● Stored entries
::::::
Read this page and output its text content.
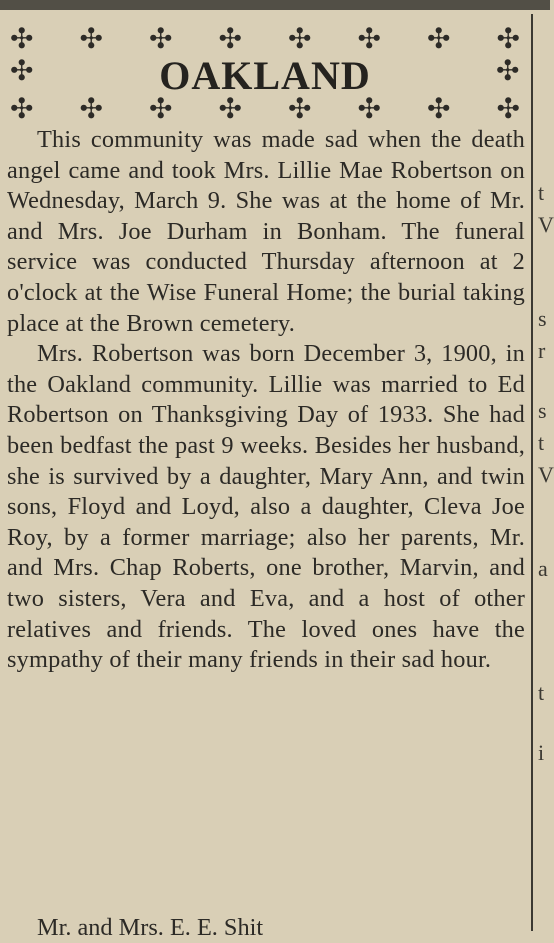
t
V
s
r
s
t
V
a
t
i
✣ ✣ ✣ ✣ ✣ ✣ ✣ ✣
✣	✣
OAKLAND
✣ ✣ ✣ ✣ ✣ ✣ ✣ ✣

This community was made sad when the death angel came and took Mrs. Lillie Mae Robertson on Wednesday, March 9. She was at the home of Mr. and Mrs. Joe Durham in Bonham. The funeral service was conducted Thursday afternoon at 2 o'clock at the Wise Funeral Home; the burial taking place at the Brown cemetery.

Mrs. Robertson was born December 3, 1900, in the Oakland community. Lillie was married to Ed Robertson on Thanksgiving Day of 1933. She had been bedfast the past 9 weeks. Besides her husband, she is survived by a daughter, Mary Ann, and twin sons, Floyd and Loyd, also a daughter, Cleva Joe Roy, by a former marriage; also her parents, Mr. and Mrs. Chap Roberts, one brother, Marvin, and two sisters, Vera and Eva, and a host of other relatives and friends. The loved ones have the sympathy of their many friends in their sad hour.

Mr. and Mrs. E. E. Shit
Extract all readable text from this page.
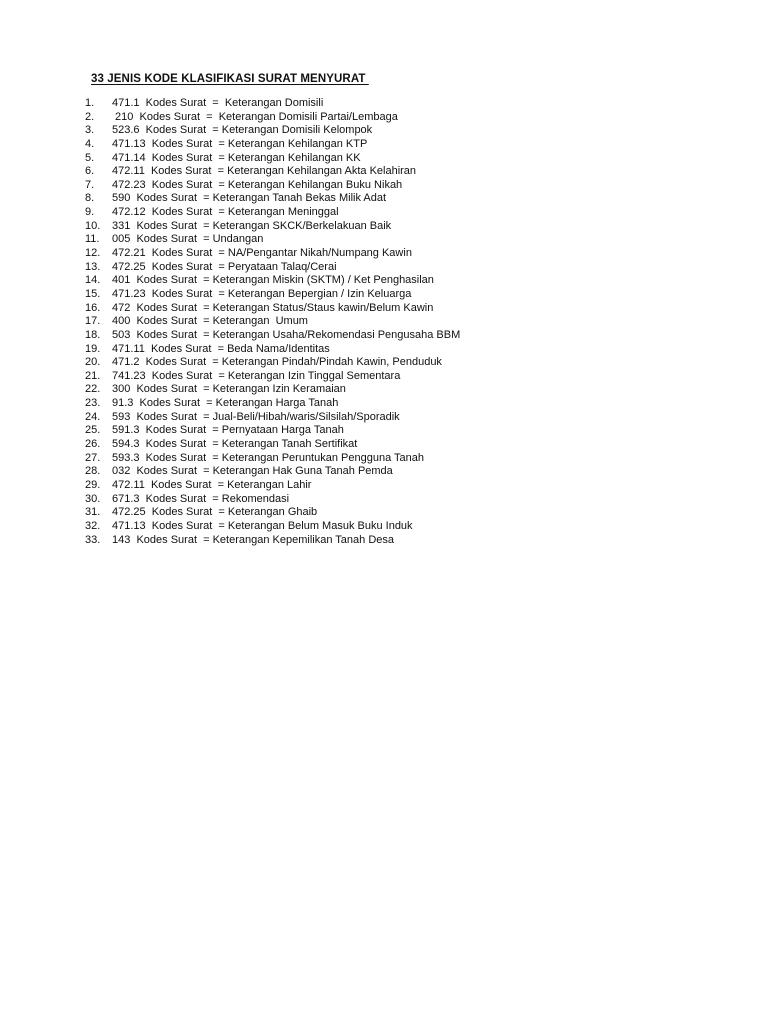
33 JENIS KODE KLASIFIKASI SURAT MENYURAT
1.	471.1  Kodes Surat  =  Keterangan Domisili
2.	210  Kodes Surat  =  Keterangan Domisili Partai/Lembaga
3.	523.6  Kodes Surat  = Keterangan Domisili Kelompok
4.	471.13  Kodes Surat  = Keterangan Kehilangan KTP
5.	471.14  Kodes Surat  = Keterangan Kehilangan KK
6.	472.11  Kodes Surat  = Keterangan Kehilangan Akta Kelahiran
7.	472.23  Kodes Surat  = Keterangan Kehilangan Buku Nikah
8.	590  Kodes Surat  = Keterangan Tanah Bekas Milik Adat
9.	472.12  Kodes Surat  = Keterangan Meninggal
10.	331  Kodes Surat  = Keterangan SKCK/Berkelakuan Baik
11.	005  Kodes Surat  = Undangan
12.	472.21  Kodes Surat  = NA/Pengantar Nikah/Numpang Kawin
13.	472.25  Kodes Surat  = Peryataan Talaq/Cerai
14.	401  Kodes Surat  = Keterangan Miskin (SKTM) / Ket Penghasilan
15.	471.23  Kodes Surat  = Keterangan Bepergian / Izin Keluarga
16.	472  Kodes Surat  = Keterangan Status/Staus kawin/Belum Kawin
17.	400  Kodes Surat  = Keterangan  Umum
18.	503  Kodes Surat  = Keterangan Usaha/Rekomendasi Pengusaha BBM
19.	471.11  Kodes Surat  = Beda Nama/Identitas
20.	471.2  Kodes Surat  = Keterangan Pindah/Pindah Kawin, Penduduk
21.	741.23  Kodes Surat  = Keterangan Izin Tinggal Sementara
22.	300  Kodes Surat  = Keterangan Izin Keramaian
23.	91.3  Kodes Surat  = Keterangan Harga Tanah
24.	593  Kodes Surat  = Jual-Beli/Hibah/waris/Silsilah/Sporadik
25.	591.3  Kodes Surat  = Pernyataan Harga Tanah
26.	594.3  Kodes Surat  = Keterangan Tanah Sertifikat
27.	593.3  Kodes Surat  = Keterangan Peruntukan Pengguna Tanah
28.	032  Kodes Surat  = Keterangan Hak Guna Tanah Pemda
29.	472.11  Kodes Surat  = Keterangan Lahir
30.	671.3  Kodes Surat  = Rekomendasi
31.	472.25  Kodes Surat  = Keterangan Ghaib
32.	471.13  Kodes Surat  = Keterangan Belum Masuk Buku Induk
33.	143  Kodes Surat  = Keterangan Kepemilikan Tanah Desa
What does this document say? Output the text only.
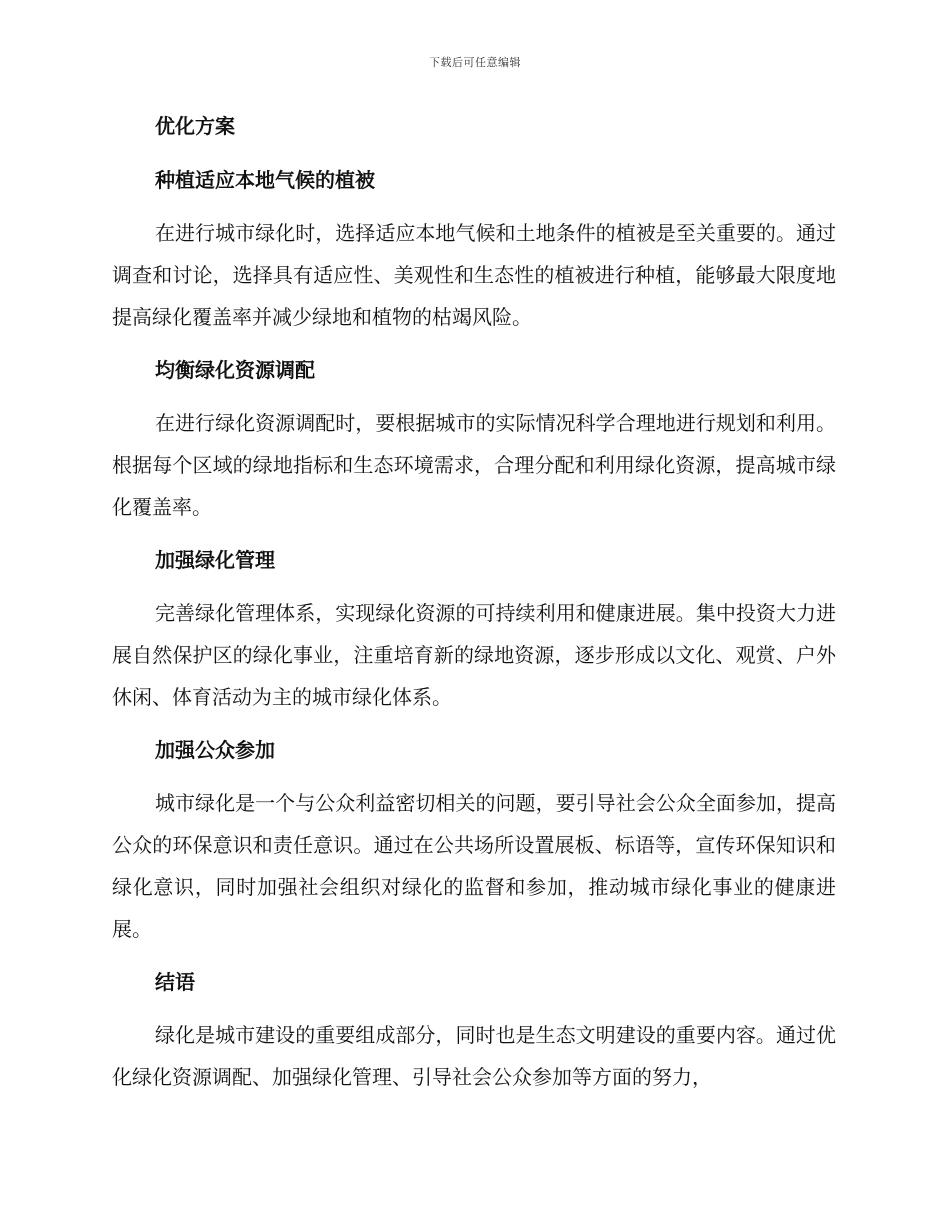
下载后可任意编辑
优化方案
种植适应本地气候的植被
在进行城市绿化时，选择适应本地气候和土地条件的植被是至关重要的。通过调查和讨论，选择具有适应性、美观性和生态性的植被进行种植，能够最大限度地提高绿化覆盖率并减少绿地和植物的枯竭风险。
均衡绿化资源调配
在进行绿化资源调配时，要根据城市的实际情况科学合理地进行规划和利用。根据每个区域的绿地指标和生态环境需求，合理分配和利用绿化资源，提高城市绿化覆盖率。
加强绿化管理
完善绿化管理体系，实现绿化资源的可持续利用和健康进展。集中投资大力进展自然保护区的绿化事业，注重培育新的绿地资源，逐步形成以文化、观赏、户外休闲、体育活动为主的城市绿化体系。
加强公众参加
城市绿化是一个与公众利益密切相关的问题，要引导社会公众全面参加，提高公众的环保意识和责任意识。通过在公共场所设置展板、标语等，宣传环保知识和绿化意识，同时加强社会组织对绿化的监督和参加，推动城市绿化事业的健康进展。
结语
绿化是城市建设的重要组成部分，同时也是生态文明建设的重要内容。通过优化绿化资源调配、加强绿化管理、引导社会公众参加等方面的努力，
::::::
● Stated problem
Write out, word for word, the line containing "What does this" and each line after it to the end of the data, and nothing more. Drop the pictures.

● Full answer
What does this document say? Output the text only.
下载后可任意编辑
优化方案
种植适应本地气候的植被
在进行城市绿化时，选择适应本地气候和土地条件的植被是至关重要的。通过调查和讨论，选择具有适应性、美观性和生态性的植被进行种植，能够最大限度地提高绿化覆盖率并减少绿地和植物的枯竭风险。
均衡绿化资源调配
在进行绿化资源调配时，要根据城市的实际情况科学合理地进行规划和利用。根据每个区域的绿地指标和生态环境需求，合理分配和利用绿化资源，提高城市绿化覆盖率。
加强绿化管理
完善绿化管理体系，实现绿化资源的可持续利用和健康进展。集中投资大力进展自然保护区的绿化事业，注重培育新的绿地资源，逐步形成以文化、观赏、户外休闲、体育活动为主的城市绿化体系。
加强公众参加
城市绿化是一个与公众利益密切相关的问题，要引导社会公众全面参加，提高公众的环保意识和责任意识。通过在公共场所设置展板、标语等，宣传环保知识和绿化意识，同时加强社会组织对绿化的监督和参加，推动城市绿化事业的健康进展。
结语
绿化是城市建设的重要组成部分，同时也是生态文明建设的重要内容。通过优化绿化资源调配、加强绿化管理、引导社会公众参加等方面的努力，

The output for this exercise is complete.